◆ **Exercise objective**: Extract the records below word for word and ignore the images.

========

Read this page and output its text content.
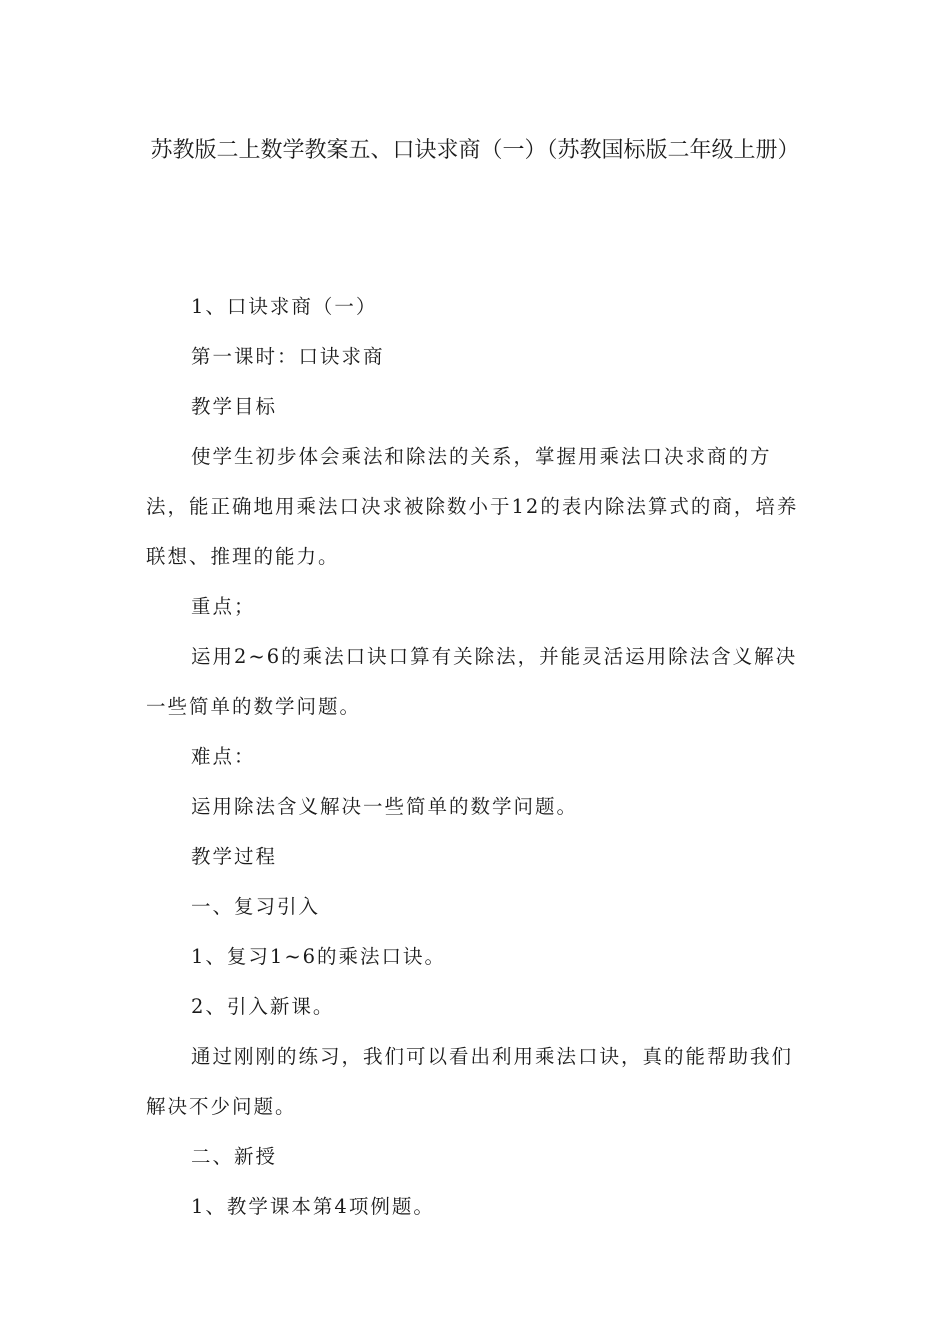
苏教版二上数学教案五、口诀求商（一）（苏教国标版二年级上册）

1、口诀求商（一）

第一课时：口诀求商

教学目标

使学生初步体会乘法和除法的关系，掌握用乘法口决求商的方法，能正确地用乘法口决求被除数小于12的表内除法算式的商，培养联想、推理的能力。

重点；

运用2~6的乘法口诀口算有关除法，并能灵活运用除法含义解决一些简单的数学问题。

难点：

运用除法含义解决一些简单的数学问题。

教学过程

一、复习引入

1、复习1~6的乘法口诀。

2、引入新课。

通过刚刚的练习，我们可以看出利用乘法口诀，真的能帮助我们解决不少问题。

二、新授

1、教学课本第4项例题。
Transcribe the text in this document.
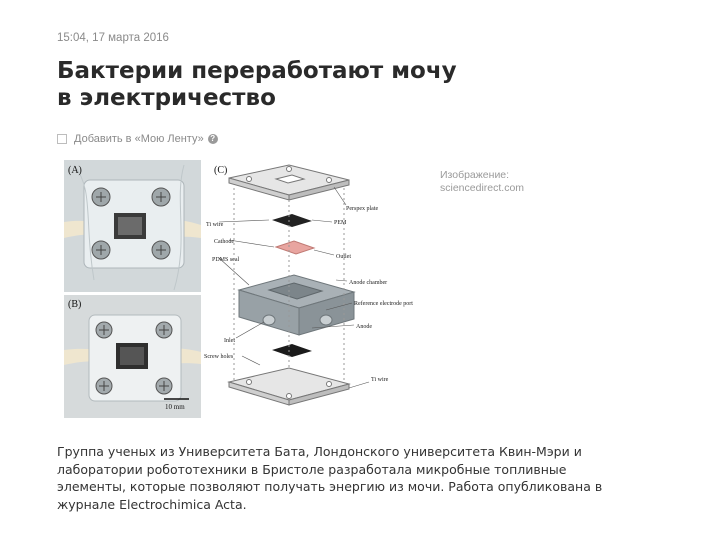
15:04, 17 марта 2016
Бактерии переработают мочу
в электричество
Добавить в «Мою Ленту» ?
(A)
(B)
10 mm
(C)
Perspex plate
Ti wire	PEM
Cathode
Outlet
PDMS seal
Anode chamber
Reference electrode port
Anode
Inlet
Screw holes
Ti wire
Изображение:
sciencedirect.com

Группа ученых из Университета Бата, Лондонского университета Квин-Мэри и лаборатории робототехники в Бристоле разработала микробные топливные элементы, которые позволяют получать энергию из мочи. Работа опубликована в журнале Electrochimica Acta.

========

◆ **Task result**:
Read this page and output its text content.
苏教版二上数学教案五、口诀求商（一）（苏教国标版二年级上册）

1、口诀求商（一）

第一课时：口诀求商

教学目标

使学生初步体会乘法和除法的关系，掌握用乘法口决求商的方法，能正确地用乘法口决求被除数小于12的表内除法算式的商，培养联想、推理的能力。

重点；

运用2~6的乘法口诀口算有关除法，并能灵活运用除法含义解决一些简单的数学问题。

难点：

运用除法含义解决一些简单的数学问题。

教学过程

一、复习引入

1、复习1~6的乘法口诀。

2、引入新课。

通过刚刚的练习，我们可以看出利用乘法口诀，真的能帮助我们解决不少问题。

二、新授

1、教学课本第4项例题。
Transcribe the text in this document.
15:04, 17 марта 2016
Бактерии переработают мочу
в электричество
Добавить в «Мою Ленту» ?
(A)
(B)
10 mm
(C)
Perspex plate
Ti wire	PEM
Cathode
Outlet
PDMS seal
Anode chamber
Reference electrode port
Anode
Inlet
Screw holes
Ti wire
Изображение:
sciencedirect.com

Группа ученых из Университета Бата, Лондонского университета Квин-Мэри и лаборатории робототехники в Бристоле разработала микробные топливные элементы, которые позволяют получать энергию из мочи. Работа опубликована в журнале Electrochimica Acta.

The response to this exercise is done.